* **Direction**
Retype the material below. Keep every word exactly as it is.

Dataset listings of figures
--

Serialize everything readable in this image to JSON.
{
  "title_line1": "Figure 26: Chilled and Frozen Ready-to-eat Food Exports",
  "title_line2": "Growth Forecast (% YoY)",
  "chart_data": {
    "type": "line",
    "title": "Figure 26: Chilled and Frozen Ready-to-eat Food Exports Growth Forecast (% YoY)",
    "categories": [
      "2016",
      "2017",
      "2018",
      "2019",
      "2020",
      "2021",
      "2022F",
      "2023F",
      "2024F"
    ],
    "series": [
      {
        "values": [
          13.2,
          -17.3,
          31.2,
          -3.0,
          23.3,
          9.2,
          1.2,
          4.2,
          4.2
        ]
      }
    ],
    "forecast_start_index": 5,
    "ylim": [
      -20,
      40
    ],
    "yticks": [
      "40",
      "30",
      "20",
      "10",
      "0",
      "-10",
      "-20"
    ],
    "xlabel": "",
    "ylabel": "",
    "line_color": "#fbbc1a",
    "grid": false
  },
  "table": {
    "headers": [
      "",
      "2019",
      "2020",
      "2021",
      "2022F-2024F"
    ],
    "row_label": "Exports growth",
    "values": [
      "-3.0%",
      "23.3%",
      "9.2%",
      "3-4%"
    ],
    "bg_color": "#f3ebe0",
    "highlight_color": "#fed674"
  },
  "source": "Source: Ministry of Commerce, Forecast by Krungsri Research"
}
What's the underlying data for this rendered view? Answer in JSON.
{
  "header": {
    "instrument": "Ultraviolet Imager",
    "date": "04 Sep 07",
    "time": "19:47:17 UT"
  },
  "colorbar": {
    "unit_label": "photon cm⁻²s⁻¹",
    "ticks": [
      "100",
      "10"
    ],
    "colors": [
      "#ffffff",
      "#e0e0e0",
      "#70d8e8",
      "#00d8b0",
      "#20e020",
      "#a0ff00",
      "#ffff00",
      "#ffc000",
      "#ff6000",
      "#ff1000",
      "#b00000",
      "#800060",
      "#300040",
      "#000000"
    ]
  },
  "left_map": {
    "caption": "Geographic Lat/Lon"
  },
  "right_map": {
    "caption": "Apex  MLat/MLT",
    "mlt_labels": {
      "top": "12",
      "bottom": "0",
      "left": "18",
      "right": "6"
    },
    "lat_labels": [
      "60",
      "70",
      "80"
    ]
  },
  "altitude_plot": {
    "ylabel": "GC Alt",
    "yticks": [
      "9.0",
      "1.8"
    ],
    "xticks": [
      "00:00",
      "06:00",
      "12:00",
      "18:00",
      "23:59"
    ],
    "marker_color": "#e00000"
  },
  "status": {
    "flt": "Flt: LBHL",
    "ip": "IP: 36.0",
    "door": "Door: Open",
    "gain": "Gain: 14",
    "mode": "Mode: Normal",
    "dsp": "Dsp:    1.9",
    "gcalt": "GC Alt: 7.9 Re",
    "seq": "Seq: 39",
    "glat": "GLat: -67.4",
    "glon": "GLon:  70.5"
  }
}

--

* **Reply to the exercise**
Serialize everything readable in this image to JSON.
{
  "title_line1": "Figure 26: Chilled and Frozen Ready-to-eat Food Exports",
  "title_line2": "Growth Forecast (% YoY)",
  "chart_data": {
    "type": "line",
    "title": "Figure 26: Chilled and Frozen Ready-to-eat Food Exports Growth Forecast (% YoY)",
    "categories": [
      "2016",
      "2017",
      "2018",
      "2019",
      "2020",
      "2021",
      "2022F",
      "2023F",
      "2024F"
    ],
    "series": [
      {
        "values": [
          13.2,
          -17.3,
          31.2,
          -3.0,
          23.3,
          9.2,
          1.2,
          4.2,
          4.2
        ]
      }
    ],
    "forecast_start_index": 5,
    "ylim": [
      -20,
      40
    ],
    "yticks": [
      "40",
      "30",
      "20",
      "10",
      "0",
      "-10",
      "-20"
    ],
    "xlabel": "",
    "ylabel": "",
    "line_color": "#fbbc1a",
    "grid": false
  },
  "table": {
    "headers": [
      "",
      "2019",
      "2020",
      "2021",
      "2022F-2024F"
    ],
    "row_label": "Exports growth",
    "values": [
      "-3.0%",
      "23.3%",
      "9.2%",
      "3-4%"
    ],
    "bg_color": "#f3ebe0",
    "highlight_color": "#fed674"
  },
  "source": "Source: Ministry of Commerce, Forecast by Krungsri Research"
}
What's the underlying data for this rendered view? Answer in JSON.
{
  "header": {
    "instrument": "Ultraviolet Imager",
    "date": "04 Sep 07",
    "time": "19:47:17 UT"
  },
  "colorbar": {
    "unit_label": "photon cm⁻²s⁻¹",
    "ticks": [
      "100",
      "10"
    ],
    "colors": [
      "#ffffff",
      "#e0e0e0",
      "#70d8e8",
      "#00d8b0",
      "#20e020",
      "#a0ff00",
      "#ffff00",
      "#ffc000",
      "#ff6000",
      "#ff1000",
      "#b00000",
      "#800060",
      "#300040",
      "#000000"
    ]
  },
  "left_map": {
    "caption": "Geographic Lat/Lon"
  },
  "right_map": {
    "caption": "Apex  MLat/MLT",
    "mlt_labels": {
      "top": "12",
      "bottom": "0",
      "left": "18",
      "right": "6"
    },
    "lat_labels": [
      "60",
      "70",
      "80"
    ]
  },
  "altitude_plot": {
    "ylabel": "GC Alt",
    "yticks": [
      "9.0",
      "1.8"
    ],
    "xticks": [
      "00:00",
      "06:00",
      "12:00",
      "18:00",
      "23:59"
    ],
    "marker_color": "#e00000"
  },
  "status": {
    "flt": "Flt: LBHL",
    "ip": "IP: 36.0",
    "door": "Door: Open",
    "gain": "Gain: 14",
    "mode": "Mode: Normal",
    "dsp": "Dsp:    1.9",
    "gcalt": "GC Alt: 7.9 Re",
    "seq": "Seq: 39",
    "glat": "GLat: -67.4",
    "glon": "GLon:  70.5"
  }
}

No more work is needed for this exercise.